**TASK PROMPT**. Render every item below as a Markdown table with two columns, Row and Line. Put each line's number under Row and leave out blank lines.

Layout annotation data
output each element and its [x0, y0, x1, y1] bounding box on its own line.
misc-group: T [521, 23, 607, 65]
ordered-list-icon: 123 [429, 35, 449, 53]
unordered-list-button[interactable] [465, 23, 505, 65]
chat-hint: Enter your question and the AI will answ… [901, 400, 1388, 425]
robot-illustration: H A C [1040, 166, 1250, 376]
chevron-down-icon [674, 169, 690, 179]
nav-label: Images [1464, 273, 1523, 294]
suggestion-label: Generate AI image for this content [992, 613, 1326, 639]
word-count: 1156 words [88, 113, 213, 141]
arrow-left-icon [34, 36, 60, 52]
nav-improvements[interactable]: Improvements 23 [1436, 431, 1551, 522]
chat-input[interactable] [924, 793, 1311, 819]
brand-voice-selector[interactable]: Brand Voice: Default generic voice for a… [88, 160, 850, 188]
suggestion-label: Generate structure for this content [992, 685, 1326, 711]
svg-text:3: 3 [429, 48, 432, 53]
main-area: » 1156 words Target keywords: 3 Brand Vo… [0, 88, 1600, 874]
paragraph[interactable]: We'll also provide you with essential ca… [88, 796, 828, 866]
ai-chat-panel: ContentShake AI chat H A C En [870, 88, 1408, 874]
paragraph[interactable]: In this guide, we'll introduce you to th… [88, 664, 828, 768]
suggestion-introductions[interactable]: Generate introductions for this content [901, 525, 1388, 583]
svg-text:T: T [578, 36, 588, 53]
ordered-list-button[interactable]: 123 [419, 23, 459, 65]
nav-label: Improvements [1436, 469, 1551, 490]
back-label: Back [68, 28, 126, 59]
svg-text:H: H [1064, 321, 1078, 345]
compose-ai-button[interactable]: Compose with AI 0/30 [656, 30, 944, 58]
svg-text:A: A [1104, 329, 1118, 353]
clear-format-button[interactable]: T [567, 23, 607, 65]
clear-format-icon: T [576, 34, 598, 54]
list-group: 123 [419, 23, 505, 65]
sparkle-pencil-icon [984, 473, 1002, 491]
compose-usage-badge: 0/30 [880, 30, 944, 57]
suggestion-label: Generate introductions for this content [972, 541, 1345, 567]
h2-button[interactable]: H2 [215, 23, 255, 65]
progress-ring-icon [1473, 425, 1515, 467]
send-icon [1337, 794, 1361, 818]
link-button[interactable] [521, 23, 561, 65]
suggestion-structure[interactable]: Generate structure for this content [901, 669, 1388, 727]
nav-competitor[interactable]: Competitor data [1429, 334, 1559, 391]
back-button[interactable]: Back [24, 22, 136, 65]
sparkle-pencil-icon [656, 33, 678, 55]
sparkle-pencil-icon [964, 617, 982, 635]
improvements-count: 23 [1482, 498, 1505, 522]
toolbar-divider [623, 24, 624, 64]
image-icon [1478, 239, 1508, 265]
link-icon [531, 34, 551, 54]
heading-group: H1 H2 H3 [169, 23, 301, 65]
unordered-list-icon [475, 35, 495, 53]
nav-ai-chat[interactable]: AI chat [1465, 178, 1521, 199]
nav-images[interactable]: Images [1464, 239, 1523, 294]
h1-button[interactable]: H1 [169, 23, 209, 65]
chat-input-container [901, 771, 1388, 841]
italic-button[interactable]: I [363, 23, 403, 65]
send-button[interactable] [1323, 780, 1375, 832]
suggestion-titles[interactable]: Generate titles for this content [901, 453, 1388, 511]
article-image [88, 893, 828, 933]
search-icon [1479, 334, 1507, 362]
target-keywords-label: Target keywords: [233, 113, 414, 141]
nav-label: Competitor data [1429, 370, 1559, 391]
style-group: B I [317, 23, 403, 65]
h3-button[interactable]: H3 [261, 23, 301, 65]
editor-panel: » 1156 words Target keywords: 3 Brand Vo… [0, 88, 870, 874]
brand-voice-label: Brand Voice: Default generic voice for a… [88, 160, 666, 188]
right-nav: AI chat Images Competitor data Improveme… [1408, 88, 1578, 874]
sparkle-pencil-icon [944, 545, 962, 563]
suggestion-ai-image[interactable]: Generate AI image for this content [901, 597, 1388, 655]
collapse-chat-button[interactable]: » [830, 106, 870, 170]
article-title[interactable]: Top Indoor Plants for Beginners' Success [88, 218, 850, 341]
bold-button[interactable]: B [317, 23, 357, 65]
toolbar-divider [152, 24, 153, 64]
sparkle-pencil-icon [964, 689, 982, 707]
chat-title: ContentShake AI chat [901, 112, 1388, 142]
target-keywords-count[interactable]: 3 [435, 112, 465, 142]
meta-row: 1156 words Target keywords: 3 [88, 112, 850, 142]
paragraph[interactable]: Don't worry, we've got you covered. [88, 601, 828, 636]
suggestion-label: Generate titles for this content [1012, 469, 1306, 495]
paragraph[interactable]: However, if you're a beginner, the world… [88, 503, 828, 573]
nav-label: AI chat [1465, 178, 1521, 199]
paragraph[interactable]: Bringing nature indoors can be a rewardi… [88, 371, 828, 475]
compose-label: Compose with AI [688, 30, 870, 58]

**SOLUTION FOR THIS TASK**.
| Row | Line |
|---|---|
| 1 | output each element and its [x0, y0, x1, y1] bounding box on its own line. |
| 2 | misc-group: T [521, 23, 607, 65] |
| 3 | ordered-list-icon: 123 [429, 35, 449, 53] |
| 4 | unordered-list-button[interactable] [465, 23, 505, 65] |
| 5 | chat-hint: Enter your question and the AI will answ… [901, 400, 1388, 425] |
| 6 | robot-illustration: H A C [1040, 166, 1250, 376] |
| 7 | chevron-down-icon [674, 169, 690, 179] |
| 8 | nav-label: Images [1464, 273, 1523, 294] |
| 9 | suggestion-label: Generate AI image for this content [992, 613, 1326, 639] |
| 10 | word-count: 1156 words [88, 113, 213, 141] |
| 11 | arrow-left-icon [34, 36, 60, 52] |
| 12 | nav-improvements[interactable]: Improvements 23 [1436, 431, 1551, 522] |
| 13 | chat-input[interactable] [924, 793, 1311, 819] |
| 14 | brand-voice-selector[interactable]: Brand Voice: Default generic voice for a… [88, 160, 850, 188] |
| 15 | suggestion-label: Generate structure for this content [992, 685, 1326, 711] |
| 16 | svg-text:3: 3 [429, 48, 432, 53] |
| 17 | main-area: » 1156 words Target keywords: 3 Brand Vo… [0, 88, 1600, 874] |
| 18 | paragraph[interactable]: We'll also provide you with essential ca… [88, 796, 828, 866] |
| 19 | ai-chat-panel: ContentShake AI chat H A C En [870, 88, 1408, 874] |
| 20 | paragraph[interactable]: In this guide, we'll introduce you to th… [88, 664, 828, 768] |
| 21 | suggestion-introductions[interactable]: Generate introductions for this content [901, 525, 1388, 583] |
| 22 | svg-text:T: T [578, 36, 588, 53] |
| 23 | ordered-list-button[interactable]: 123 [419, 23, 459, 65] |
| 24 | nav-label: Improvements [1436, 469, 1551, 490] |
| 25 | back-label: Back [68, 28, 126, 59] |
| 26 | svg-text:H: H [1064, 321, 1078, 345] |
| 27 | compose-ai-button[interactable]: Compose with AI 0/30 [656, 30, 944, 58] |
| 28 | svg-text:A: A [1104, 329, 1118, 353] |
| 29 | clear-format-button[interactable]: T [567, 23, 607, 65] |
| 30 | clear-format-icon: T [576, 34, 598, 54] |
| 31 | list-group: 123 [419, 23, 505, 65] |
| 32 | sparkle-pencil-icon [984, 473, 1002, 491] |
| 33 | compose-usage-badge: 0/30 [880, 30, 944, 57] |
| 34 | suggestion-label: Generate introductions for this content [972, 541, 1345, 567] |
| 35 | h2-button[interactable]: H2 [215, 23, 255, 65] |
| 36 | progress-ring-icon [1473, 425, 1515, 467] |
| 37 | send-icon [1337, 794, 1361, 818] |
| 38 | link-button[interactable] [521, 23, 561, 65] |
| 39 | suggestion-structure[interactable]: Generate structure for this content [901, 669, 1388, 727] |
| 40 | nav-competitor[interactable]: Competitor data [1429, 334, 1559, 391] |
| 41 | back-button[interactable]: Back [24, 22, 136, 65] |
| 42 | sparkle-pencil-icon [656, 33, 678, 55] |
| 43 | sparkle-pencil-icon [964, 617, 982, 635] |
| 44 | improvements-count: 23 [1482, 498, 1505, 522] |
| 45 | toolbar-divider [623, 24, 624, 64] |
| 46 | image-icon [1478, 239, 1508, 265] |
| 47 | link-icon [531, 34, 551, 54] |
| 48 | heading-group: H1 H2 H3 [169, 23, 301, 65] |
| 49 | unordered-list-icon [475, 35, 495, 53] |
| 50 | nav-ai-chat[interactable]: AI chat [1465, 178, 1521, 199] |
| 51 | nav-images[interactable]: Images [1464, 239, 1523, 294] |
| 52 | h1-button[interactable]: H1 [169, 23, 209, 65] |
| 53 | chat-input-container [901, 771, 1388, 841] |
| 54 | italic-button[interactable]: I [363, 23, 403, 65] |
| 55 | send-button[interactable] [1323, 780, 1375, 832] |
| 56 | suggestion-titles[interactable]: Generate titles for this content [901, 453, 1388, 511] |
| 57 | article-image [88, 893, 828, 933] |
| 58 | search-icon [1479, 334, 1507, 362] |
| 59 | target-keywords-label: Target keywords: [233, 113, 414, 141] |
| 60 | nav-label: Competitor data [1429, 370, 1559, 391] |
| 61 | style-group: B I [317, 23, 403, 65] |
| 62 | h3-button[interactable]: H3 [261, 23, 301, 65] |
| 63 | editor-panel: » 1156 words Target keywords: 3 Brand Vo… [0, 88, 870, 874] |
| 64 | brand-voice-label: Brand Voice: Default generic voice for a… [88, 160, 666, 188] |
| 65 | right-nav: AI chat Images Competitor data Improveme… [1408, 88, 1578, 874] |
| 66 | sparkle-pencil-icon [944, 545, 962, 563] |
| 67 | suggestion-ai-image[interactable]: Generate AI image for this content [901, 597, 1388, 655] |
| 68 | collapse-chat-button[interactable]: » [830, 106, 870, 170] |
| 69 | article-title[interactable]: Top Indoor Plants for Beginners' Success [88, 218, 850, 341] |
| 70 | bold-button[interactable]: B [317, 23, 357, 65] |
| 71 | toolbar-divider [152, 24, 153, 64] |
| 72 | sparkle-pencil-icon [964, 689, 982, 707] |
| 73 | chat-title: ContentShake AI chat [901, 112, 1388, 142] |
| 74 | target-keywords-count[interactable]: 3 [435, 112, 465, 142] |
| 75 | meta-row: 1156 words Target keywords: 3 [88, 112, 850, 142] |
| 76 | paragraph[interactable]: Don't worry, we've got you covered. [88, 601, 828, 636] |
| 77 | suggestion-label: Generate titles for this content [1012, 469, 1306, 495] |
| 78 | paragraph[interactable]: However, if you're a beginner, the world… [88, 503, 828, 573] |
| 79 | nav-label: AI chat [1465, 178, 1521, 199] |
| 80 | paragraph[interactable]: Bringing nature indoors can be a rewardi… [88, 371, 828, 475] |
| 81 | compose-label: Compose with AI [688, 30, 870, 58] |